(DATA FOR PROCESSING)

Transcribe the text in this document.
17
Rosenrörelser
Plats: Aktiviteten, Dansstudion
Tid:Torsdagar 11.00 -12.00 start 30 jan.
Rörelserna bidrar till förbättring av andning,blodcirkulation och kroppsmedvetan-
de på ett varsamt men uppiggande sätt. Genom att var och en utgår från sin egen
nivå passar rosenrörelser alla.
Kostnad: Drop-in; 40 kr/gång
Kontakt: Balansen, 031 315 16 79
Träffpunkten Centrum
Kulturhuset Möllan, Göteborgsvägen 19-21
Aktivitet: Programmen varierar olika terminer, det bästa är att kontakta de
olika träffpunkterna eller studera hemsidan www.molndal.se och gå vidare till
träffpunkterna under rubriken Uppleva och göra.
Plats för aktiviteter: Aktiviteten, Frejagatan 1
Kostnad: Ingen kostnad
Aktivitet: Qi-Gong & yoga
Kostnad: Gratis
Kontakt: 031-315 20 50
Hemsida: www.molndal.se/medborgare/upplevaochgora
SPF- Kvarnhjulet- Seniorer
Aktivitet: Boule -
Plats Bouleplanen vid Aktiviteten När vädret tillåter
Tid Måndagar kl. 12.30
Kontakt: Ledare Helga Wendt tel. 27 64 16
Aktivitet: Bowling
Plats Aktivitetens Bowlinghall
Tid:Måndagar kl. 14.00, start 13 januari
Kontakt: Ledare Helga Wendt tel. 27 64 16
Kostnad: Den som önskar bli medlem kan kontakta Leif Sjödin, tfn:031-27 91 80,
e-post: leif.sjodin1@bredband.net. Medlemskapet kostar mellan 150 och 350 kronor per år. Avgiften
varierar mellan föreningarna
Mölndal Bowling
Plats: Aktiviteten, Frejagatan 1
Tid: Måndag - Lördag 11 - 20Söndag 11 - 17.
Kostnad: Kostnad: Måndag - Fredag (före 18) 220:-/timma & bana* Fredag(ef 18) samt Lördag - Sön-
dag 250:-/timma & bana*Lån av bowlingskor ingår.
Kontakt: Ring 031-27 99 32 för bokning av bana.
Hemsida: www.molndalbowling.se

(End DATA FOR PROCESSING)

**DIRECTIONS:**
Give the entries again in full, with nothing changed.

**RESULT OF THIS EXERCISE:**
Transcribe the text in this document.
17
Rosenrörelser
Plats: Aktiviteten, Dansstudion
Tid:Torsdagar 11.00 -12.00 start 30 jan.
Rörelserna bidrar till förbättring av andning,blodcirkulation och kroppsmedvetan-
de på ett varsamt men uppiggande sätt. Genom att var och en utgår från sin egen
nivå passar rosenrörelser alla.
Kostnad: Drop-in; 40 kr/gång
Kontakt: Balansen, 031 315 16 79
Träffpunkten Centrum
Kulturhuset Möllan, Göteborgsvägen 19-21
Aktivitet: Programmen varierar olika terminer, det bästa är att kontakta de
olika träffpunkterna eller studera hemsidan www.molndal.se och gå vidare till
träffpunkterna under rubriken Uppleva och göra.
Plats för aktiviteter: Aktiviteten, Frejagatan 1
Kostnad: Ingen kostnad
Aktivitet: Qi-Gong & yoga
Kostnad: Gratis
Kontakt: 031-315 20 50
Hemsida: www.molndal.se/medborgare/upplevaochgora
SPF- Kvarnhjulet- Seniorer
Aktivitet: Boule -
Plats Bouleplanen vid Aktiviteten När vädret tillåter
Tid Måndagar kl. 12.30
Kontakt: Ledare Helga Wendt tel. 27 64 16
Aktivitet: Bowling
Plats Aktivitetens Bowlinghall
Tid:Måndagar kl. 14.00, start 13 januari
Kontakt: Ledare Helga Wendt tel. 27 64 16
Kostnad: Den som önskar bli medlem kan kontakta Leif Sjödin, tfn:031-27 91 80,
e-post: leif.sjodin1@bredband.net. Medlemskapet kostar mellan 150 och 350 kronor per år. Avgiften
varierar mellan föreningarna
Mölndal Bowling
Plats: Aktiviteten, Frejagatan 1
Tid: Måndag - Lördag 11 - 20Söndag 11 - 17.
Kostnad: Kostnad: Måndag - Fredag (före 18) 220:-/timma & bana* Fredag(ef 18) samt Lördag - Sön-
dag 250:-/timma & bana*Lån av bowlingskor ingår.
Kontakt: Ring 031-27 99 32 för bokning av bana.
Hemsida: www.molndalbowling.se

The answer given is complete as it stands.